Collection entries
-=-=-=-=-

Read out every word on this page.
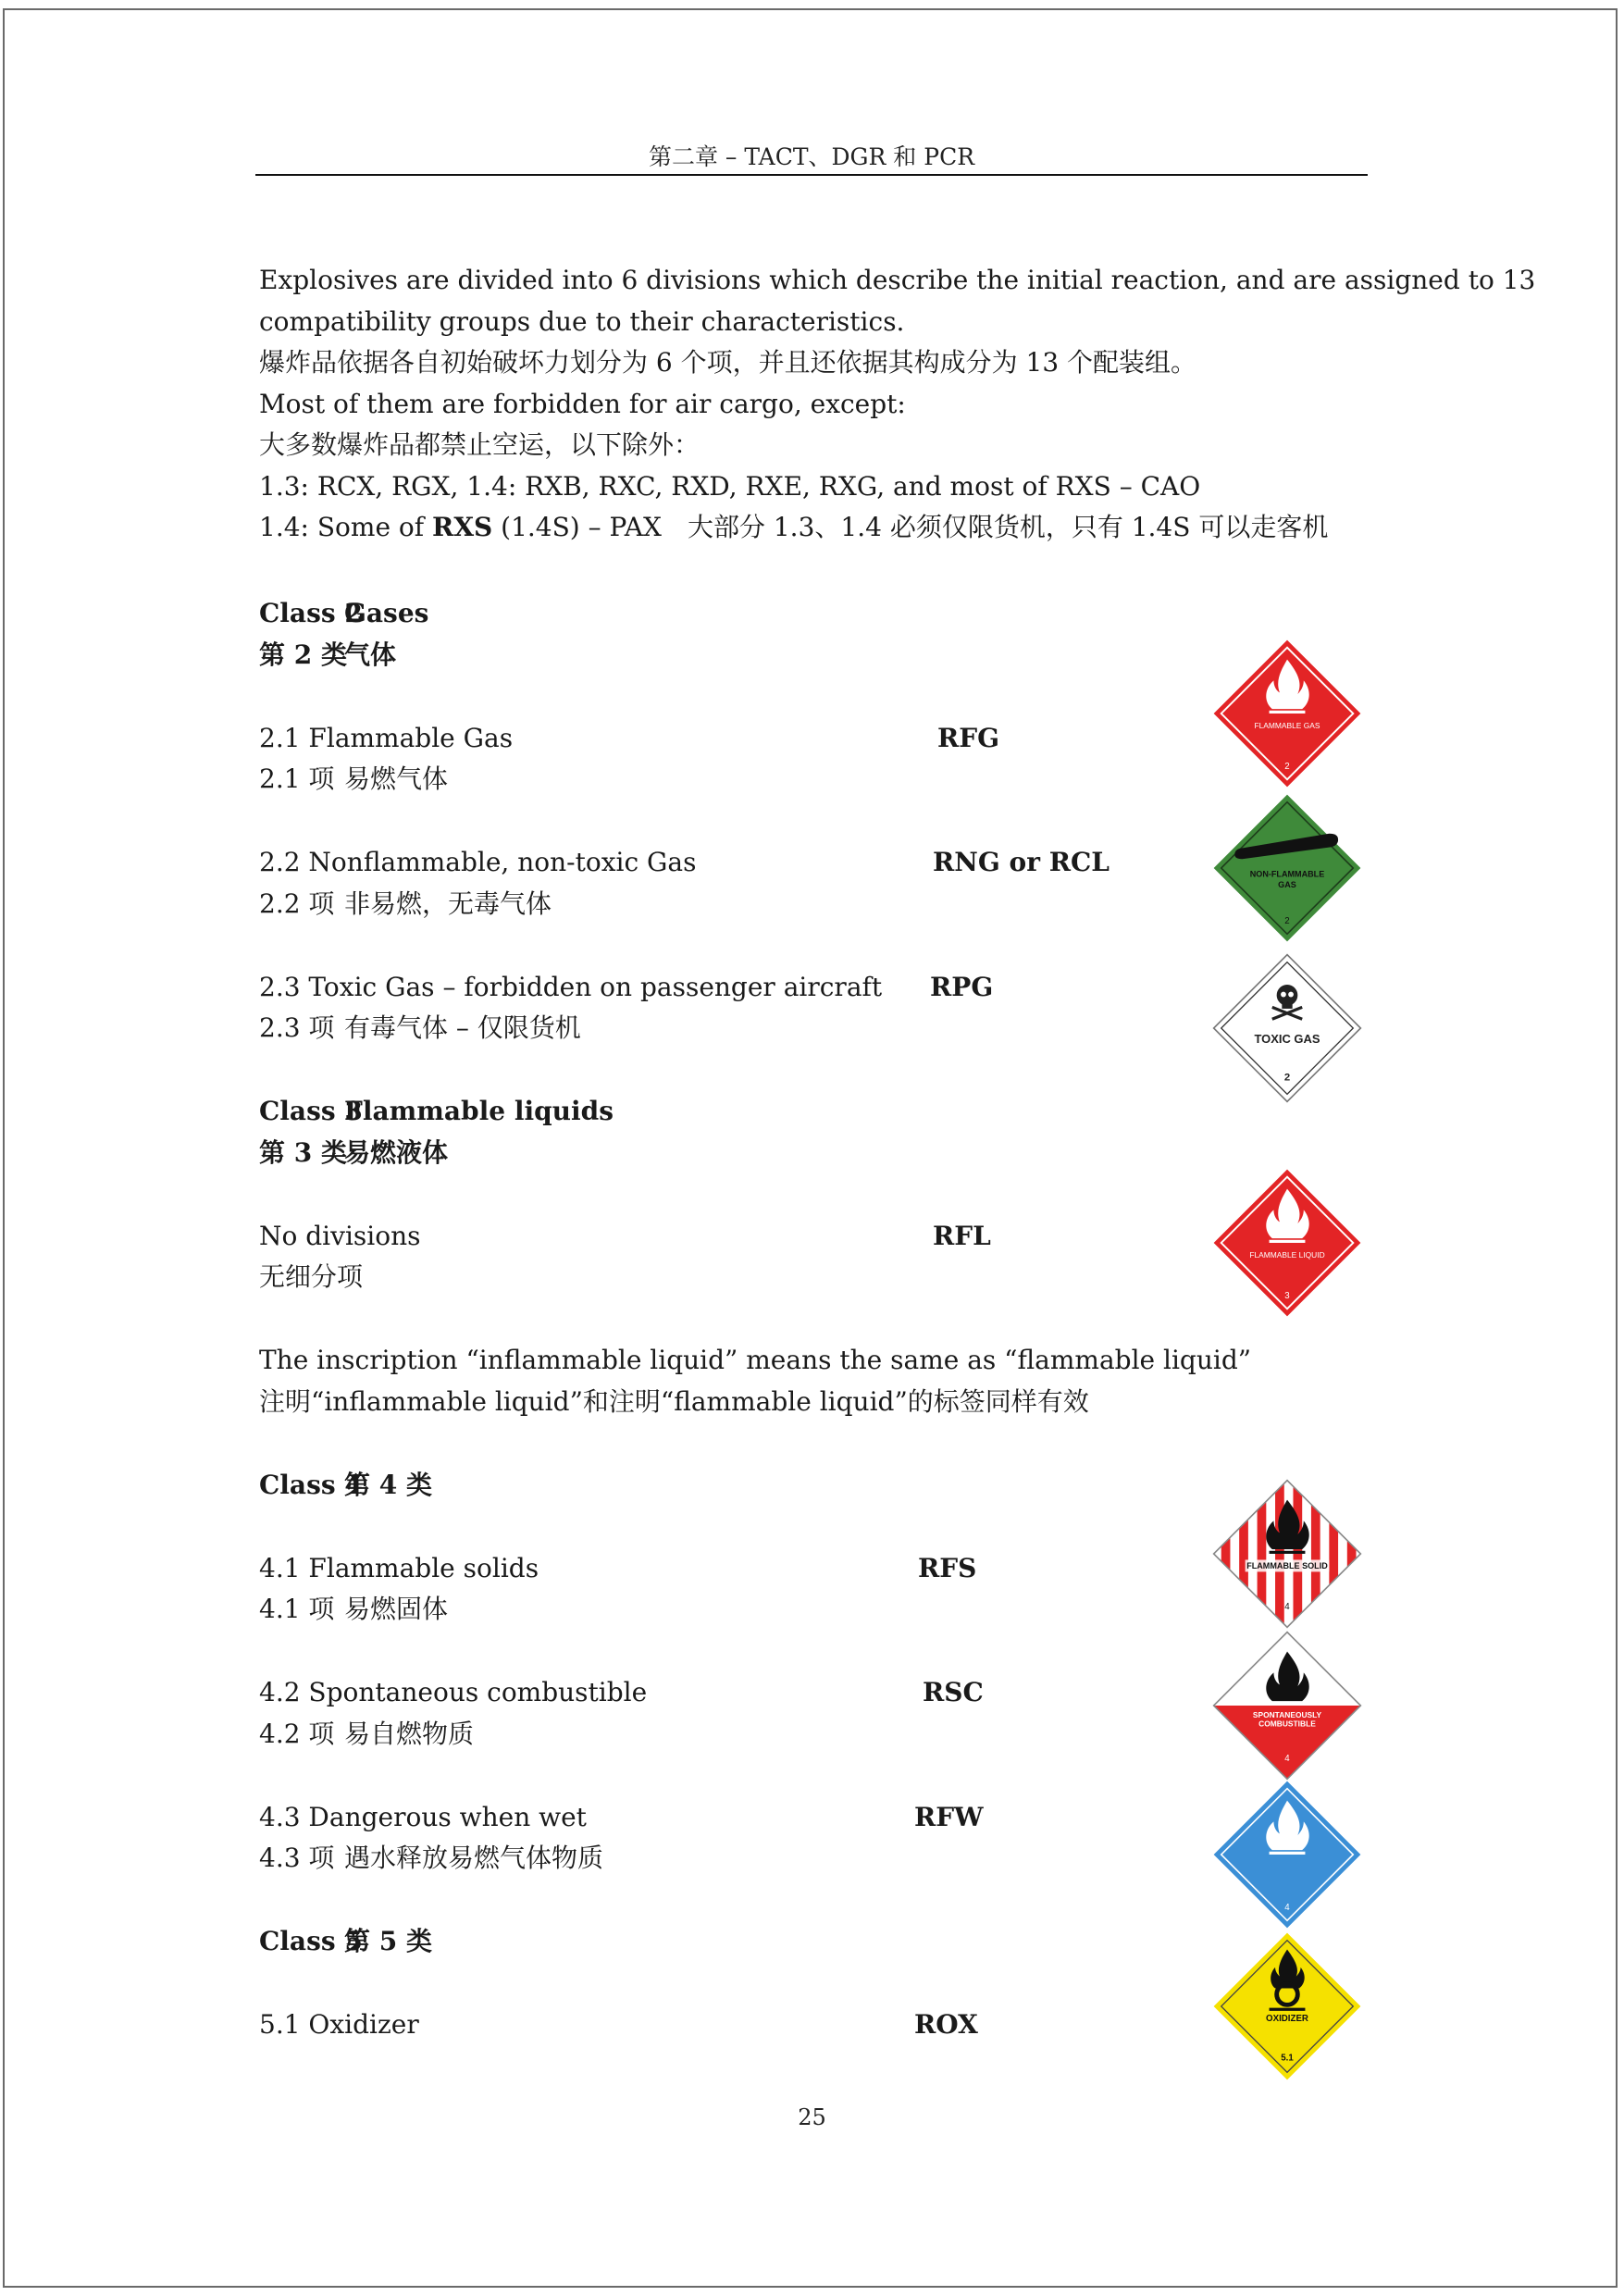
第二章 – TACT、DGR 和 PCR
Explosives are divided into 6 divisions which describe the initial reaction, and are assigned to 13
compatibility groups due to their characteristics.
爆炸品依据各自初始破坏力划分为 6 个项，并且还依据其构成分为 13 个配装组。
Most of them are forbidden for air cargo, except:
大多数爆炸品都禁止空运，以下除外：
1.3: RCX, RGX, 1.4: RXB, RXC, RXD, RXE, RXG, and most of RXS – CAO
1.4: Some of RXS (1.4S) – PAX 大部分 1.3、1.4 必须仅限货机，只有 1.4S 可以走客机
Class 2Gases
第 2 类气体
2.1 Flammable Gas
2.1 项 易燃气体
RFG
2.2 Nonflammable, non-toxic Gas
2.2 项 非易燃，无毒气体
RNG or RCL
2.3 Toxic Gas – forbidden on passenger aircraft
2.3 项 有毒气体 – 仅限货机
RPG
Class 3Flammable liquids
第 3 类易燃液体
No divisions
无细分项
RFL
The inscription “inflammable liquid” means the same as “flammable liquid”
注明“inflammable liquid”和注明“flammable liquid”的标签同样有效
Class 4第 4 类
4.1 Flammable solids
4.1 项 易燃固体
RFS
4.2 Spontaneous combustible
4.2 项 易自燃物质
RSC
4.3 Dangerous when wet
4.3 项 遇水释放易燃气体物质
RFW
Class 5第 5 类
5.1 Oxidizer	ROX
FLAMMABLE GAS
2
NON-FLAMMABLE
GAS
2
TOXIC GAS
2
FLAMMABLE LIQUID
3
FLAMMABLE SOLID
4
SPONTANEOUSLY
COMBUSTIBLE
4
4
OXIDIZER
5.1
25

-=-=-=-=-

Copy, from the material, each line that holds the string "divisions".

Explosives are divided into 6 divisions which describe the initial reaction, and are assigned to 13
No divisions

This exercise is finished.